[Task inputs]:
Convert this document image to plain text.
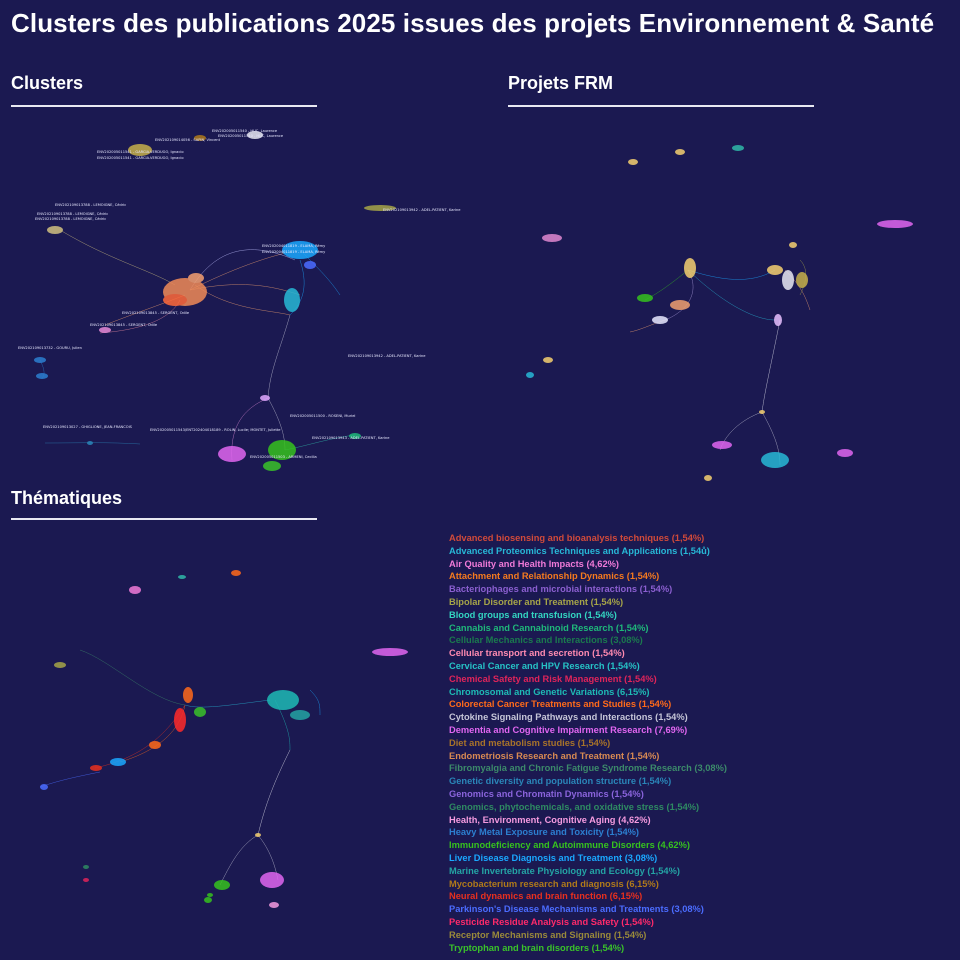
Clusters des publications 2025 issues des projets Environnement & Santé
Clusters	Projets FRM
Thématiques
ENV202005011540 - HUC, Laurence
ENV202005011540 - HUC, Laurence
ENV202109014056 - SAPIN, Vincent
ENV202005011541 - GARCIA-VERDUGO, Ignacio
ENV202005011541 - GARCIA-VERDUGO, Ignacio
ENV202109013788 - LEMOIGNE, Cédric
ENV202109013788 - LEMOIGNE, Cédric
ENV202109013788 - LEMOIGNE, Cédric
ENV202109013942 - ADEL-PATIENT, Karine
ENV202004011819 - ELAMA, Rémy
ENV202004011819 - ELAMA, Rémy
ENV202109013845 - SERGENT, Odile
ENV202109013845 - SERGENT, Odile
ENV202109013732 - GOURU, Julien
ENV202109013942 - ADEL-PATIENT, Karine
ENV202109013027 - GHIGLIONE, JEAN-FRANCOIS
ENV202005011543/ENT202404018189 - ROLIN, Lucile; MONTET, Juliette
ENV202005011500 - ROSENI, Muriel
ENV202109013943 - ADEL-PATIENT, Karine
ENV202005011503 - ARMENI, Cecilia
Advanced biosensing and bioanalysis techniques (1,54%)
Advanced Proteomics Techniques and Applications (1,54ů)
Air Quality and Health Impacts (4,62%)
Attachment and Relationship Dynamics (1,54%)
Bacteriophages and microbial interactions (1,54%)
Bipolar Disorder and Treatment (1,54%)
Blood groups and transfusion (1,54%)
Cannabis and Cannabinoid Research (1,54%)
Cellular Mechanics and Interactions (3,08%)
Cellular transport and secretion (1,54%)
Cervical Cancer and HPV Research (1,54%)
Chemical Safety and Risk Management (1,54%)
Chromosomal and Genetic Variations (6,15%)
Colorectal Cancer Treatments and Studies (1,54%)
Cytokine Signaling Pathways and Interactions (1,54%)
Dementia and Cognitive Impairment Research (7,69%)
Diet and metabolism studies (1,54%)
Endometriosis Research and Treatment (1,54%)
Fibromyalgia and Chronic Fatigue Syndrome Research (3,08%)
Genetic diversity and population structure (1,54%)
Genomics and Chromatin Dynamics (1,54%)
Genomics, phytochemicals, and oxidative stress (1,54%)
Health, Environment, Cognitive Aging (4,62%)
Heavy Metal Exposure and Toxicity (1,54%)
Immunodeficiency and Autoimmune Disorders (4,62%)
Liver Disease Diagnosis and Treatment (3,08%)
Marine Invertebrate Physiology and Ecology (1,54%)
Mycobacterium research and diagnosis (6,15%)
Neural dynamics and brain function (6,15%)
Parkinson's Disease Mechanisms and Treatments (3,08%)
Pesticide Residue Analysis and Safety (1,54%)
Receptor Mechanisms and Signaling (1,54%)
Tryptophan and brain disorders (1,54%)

[The task]: When a line in the material includes the word "Safety", copy it out.

[Solution for this exercise]:
Chemical Safety and Risk Management (1,54%)
Pesticide Residue Analysis and Safety (1,54%)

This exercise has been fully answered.